# Exercise task:
From the entries below, pull out each line where "giải" appears.

— Start —

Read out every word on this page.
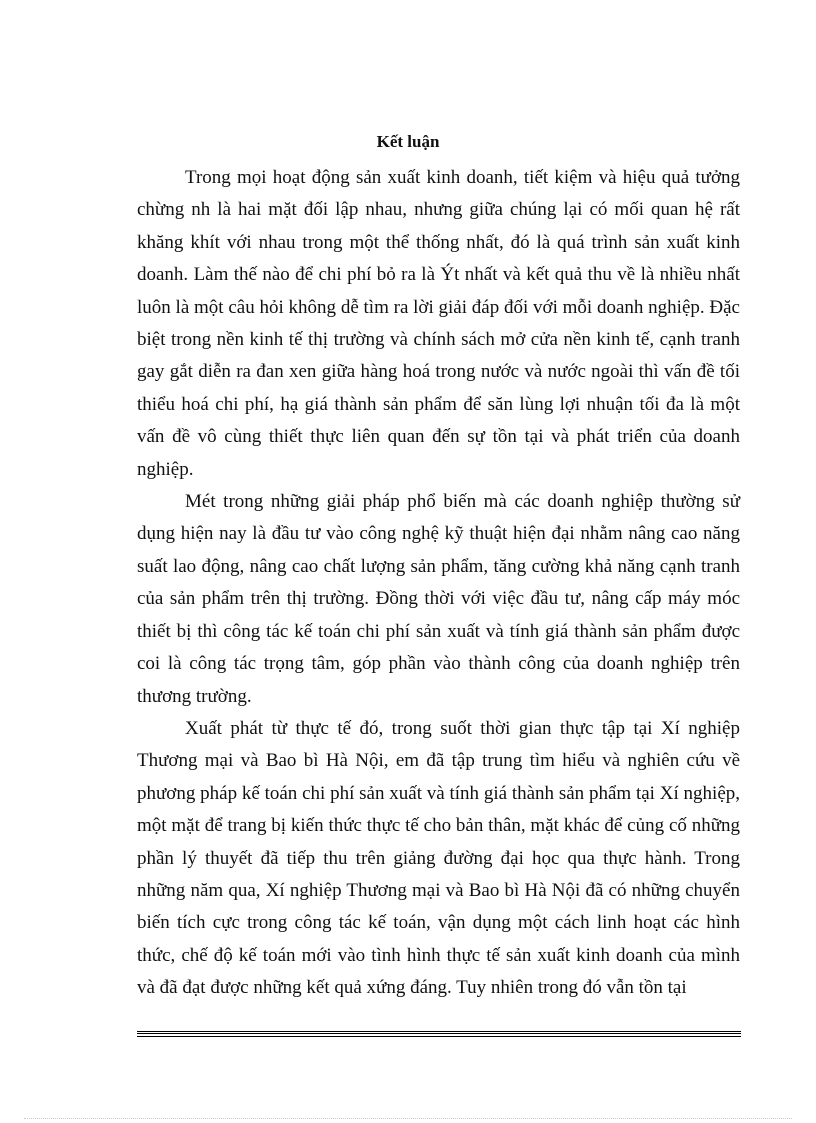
Kết luận

Trong mọi hoạt động sản xuất kinh doanh, tiết kiệm và hiệu quả tưởng chừng nh là hai mặt đối lập nhau, nhưng giữa chúng lại có mối quan hệ rất khăng khít với nhau trong một thể thống nhất, đó là quá trình sản xuất kinh doanh. Làm thế nào để chi phí bỏ ra là Ýt nhất và kết quả thu về là nhiều nhất luôn là một câu hỏi không dễ tìm ra lời giải đáp đối với mỗi doanh nghiệp. Đặc biệt trong nền kinh tế thị trường và chính sách mở cửa nền kinh tế, cạnh tranh gay gắt diễn ra đan xen giữa hàng hoá trong nước và nước ngoài thì vấn đề tối thiểu hoá chi phí, hạ giá thành sản phẩm để săn lùng lợi nhuận tối đa là một vấn đề vô cùng thiết thực liên quan đến sự tồn tại và phát triển của doanh nghiệp.

Mét trong những giải pháp phổ biến mà các doanh nghiệp thường sử dụng hiện nay là đầu tư vào công nghệ kỹ thuật hiện đại nhằm nâng cao năng suất lao động, nâng cao chất lượng sản phẩm, tăng cường khả năng cạnh tranh của sản phẩm trên thị trường. Đồng thời với việc đầu tư, nâng cấp máy móc thiết bị thì công tác kế toán chi phí sản xuất và tính giá thành sản phẩm được coi là công tác trọng tâm, góp phần vào thành công của doanh nghiệp trên thương trường.

Xuất phát từ thực tế đó, trong suốt thời gian thực tập tại Xí nghiệp Thương mại và Bao bì Hà Nội, em đã tập trung tìm hiểu và nghiên cứu về phương pháp kế toán chi phí sản xuất và tính giá thành sản phẩm tại Xí nghiệp, một mặt để trang bị kiến thức thực tế cho bản thân, mặt khác để củng cố những phần lý thuyết đã tiếp thu trên giảng đường đại học qua thực hành. Trong những năm qua, Xí nghiệp Thương mại và Bao bì Hà Nội đã có những chuyển biến tích cực trong công tác kế toán, vận dụng một cách linh hoạt các hình thức, chế độ kế toán mới vào tình hình thực tế sản xuất kinh doanh của mình và đã đạt được những kết quả xứng đáng. Tuy nhiên trong đó vẫn tồn tại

— End —

# Problem solution:
Trong mọi hoạt động sản xuất kinh doanh, tiết kiệm và hiệu quả tưởng chừng nh là hai mặt đối lập nhau, nhưng giữa chúng lại có mối quan hệ rất khăng khít với nhau trong một thể thống nhất, đó là quá trình sản xuất kinh doanh. Làm thế nào để chi phí bỏ ra là Ýt nhất và kết quả thu về là nhiều nhất luôn là một câu hỏi không dễ tìm ra lời giải đáp đối với mỗi doanh nghiệp. Đặc biệt trong nền kinh tế thị trường và chính sách mở cửa nền kinh tế, cạnh tranh gay gắt diễn ra đan xen giữa hàng hoá trong nước và nước ngoài thì vấn đề tối thiểu hoá chi phí, hạ giá thành sản phẩm để săn lùng lợi nhuận tối đa là một vấn đề vô cùng thiết thực liên quan đến sự tồn tại và phát triển của doanh nghiệp.
Mét trong những giải pháp phổ biến mà các doanh nghiệp thường sử dụng hiện nay là đầu tư vào công nghệ kỹ thuật hiện đại nhằm nâng cao năng suất lao động, nâng cao chất lượng sản phẩm, tăng cường khả năng cạnh tranh của sản phẩm trên thị trường. Đồng thời với việc đầu tư, nâng cấp máy móc thiết bị thì công tác kế toán chi phí sản xuất và tính giá thành sản phẩm được coi là công tác trọng tâm, góp phần vào thành công của doanh nghiệp trên thương trường.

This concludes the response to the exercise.